Collected data entries

* Start *

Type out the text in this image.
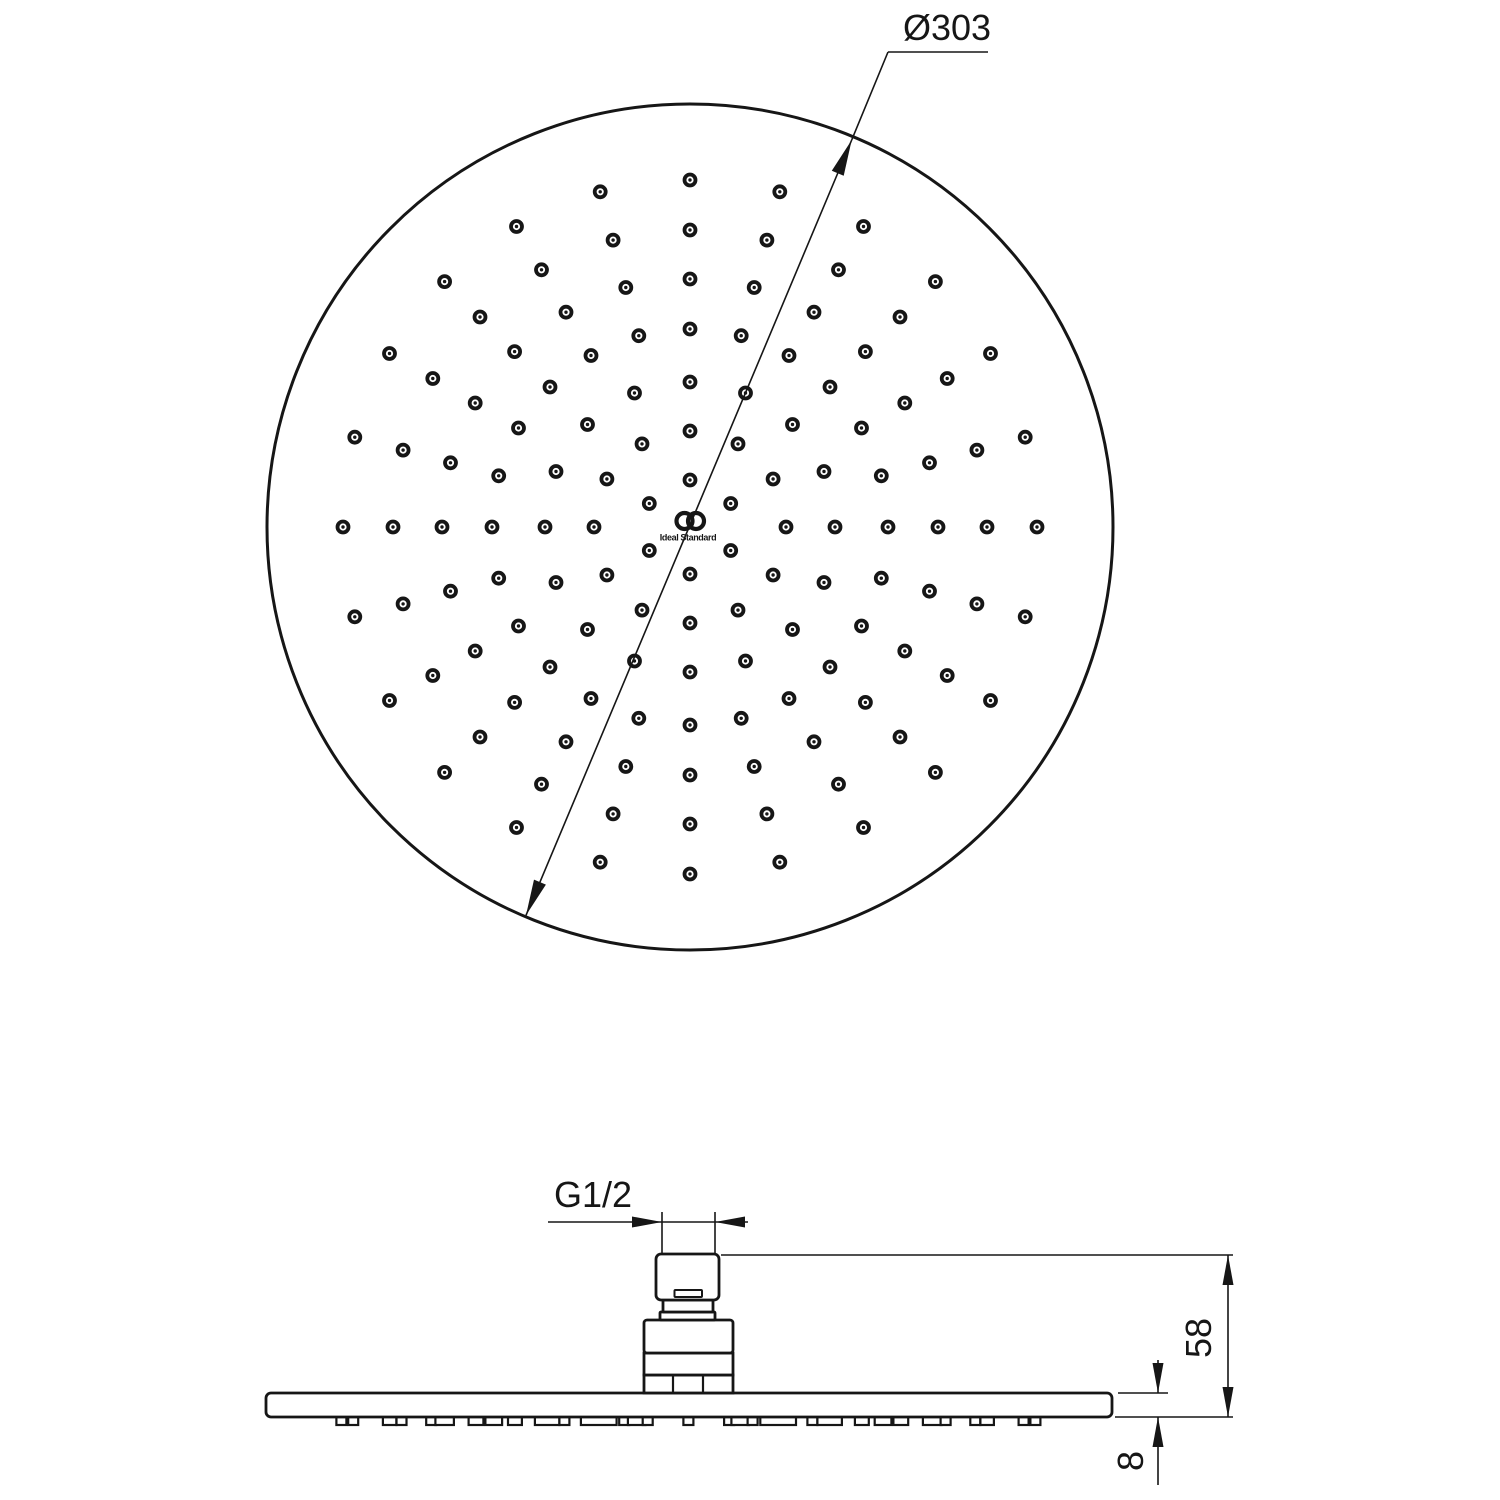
Ø303
G1/2
58
8
Ideal Standard
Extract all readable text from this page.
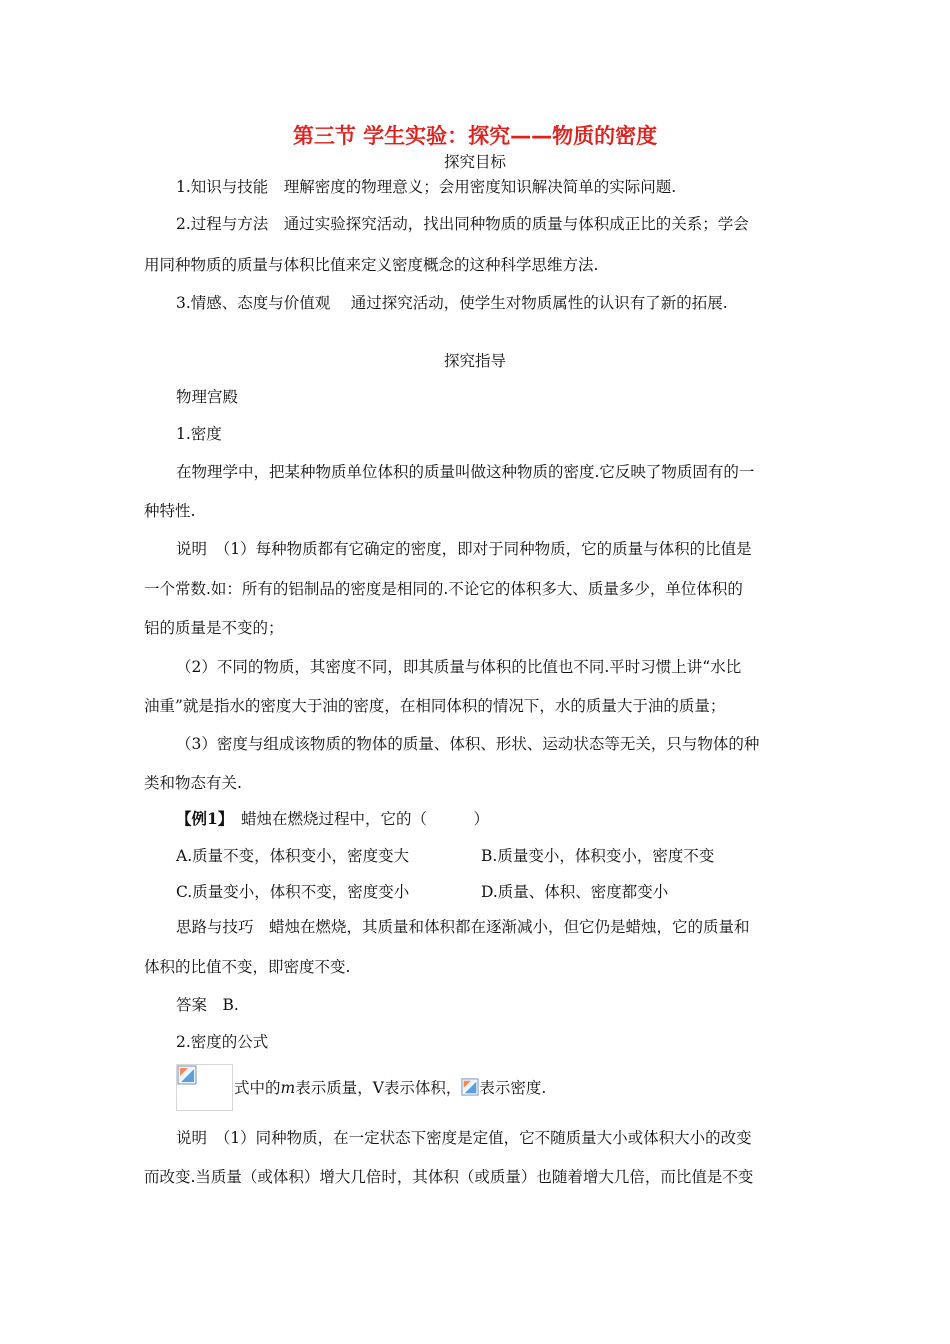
第三节 学生实验：探究——物质的密度
探究目标
1.知识与技能　理解密度的物理意义；会用密度知识解决简单的实际问题.
2.过程与方法　通过实验探究活动，找出同种物质的质量与体积成正比的关系；学会
用同种物质的质量与体积比值来定义密度概念的这种科学思维方法.
3.情感、态度与价值观　 通过探究活动，使学生对物质属性的认识有了新的拓展.
探究指导
物理宫殿
1.密度
在物理学中，把某种物质单位体积的质量叫做这种物质的密度.它反映了物质固有的一
种特性.
说明　（1）每种物质都有它确定的密度，即对于同种物质，它的质量与体积的比值是
一个常数.如：所有的铝制品的密度是相同的.不论它的体积多大、质量多少，单位体积的
铝的质量是不变的；
（2）不同的物质，其密度不同，即其质量与体积的比值也不同.平时习惯上讲“水比
油重”就是指水的密度大于油的密度，在相同体积的情况下，水的质量大于油的质量；
（3）密度与组成该物质的物体的质量、体积、形状、运动状态等无关，只与物体的种
类和物态有关.
【例1】　蜡烛在燃烧过程中，它的（　　　）
A.质量不变，体积变小，密度变大	B.质量变小，体积变小，密度不变
C.质量变小，体积不变，密度变小	D.质量、体积、密度都变小
思路与技巧　蜡烛在燃烧，其质量和体积都在逐渐减小，但它仍是蜡烛，它的质量和
体积的比值不变，即密度不变.
答案　B.
2.密度的公式
式中的m表示质量，V表示体积， 表示密度.
说明　（1）同种物质，在一定状态下密度是定值，它不随质量大小或体积大小的改变
而改变.当质量（或体积）增大几倍时，其体积（或质量）也随着增大几倍，而比值是不变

* End *

* TASK TO CARRY OUT
Return the full material word for word. Do not include the pictures.

* EXERCISE OUTPUT
Type out the text in this image.
Ø303
G1/2
58
8
Ideal Standard
Extract all readable text from this page.
第三节 学生实验：探究——物质的密度
探究目标
1.知识与技能　理解密度的物理意义；会用密度知识解决简单的实际问题.
2.过程与方法　通过实验探究活动，找出同种物质的质量与体积成正比的关系；学会
用同种物质的质量与体积比值来定义密度概念的这种科学思维方法.
3.情感、态度与价值观　 通过探究活动，使学生对物质属性的认识有了新的拓展.
探究指导
物理宫殿
1.密度
在物理学中，把某种物质单位体积的质量叫做这种物质的密度.它反映了物质固有的一
种特性.
说明　（1）每种物质都有它确定的密度，即对于同种物质，它的质量与体积的比值是
一个常数.如：所有的铝制品的密度是相同的.不论它的体积多大、质量多少，单位体积的
铝的质量是不变的；
（2）不同的物质，其密度不同，即其质量与体积的比值也不同.平时习惯上讲“水比
油重”就是指水的密度大于油的密度，在相同体积的情况下，水的质量大于油的质量；
（3）密度与组成该物质的物体的质量、体积、形状、运动状态等无关，只与物体的种
类和物态有关.
【例1】　蜡烛在燃烧过程中，它的（　　　）
A.质量不变，体积变小，密度变大	B.质量变小，体积变小，密度不变
C.质量变小，体积不变，密度变小	D.质量、体积、密度都变小
思路与技巧　蜡烛在燃烧，其质量和体积都在逐渐减小，但它仍是蜡烛，它的质量和
体积的比值不变，即密度不变.
答案　B.
2.密度的公式
式中的m表示质量，V表示体积， 表示密度.
说明　（1）同种物质，在一定状态下密度是定值，它不随质量大小或体积大小的改变
而改变.当质量（或体积）增大几倍时，其体积（或质量）也随着增大几倍，而比值是不变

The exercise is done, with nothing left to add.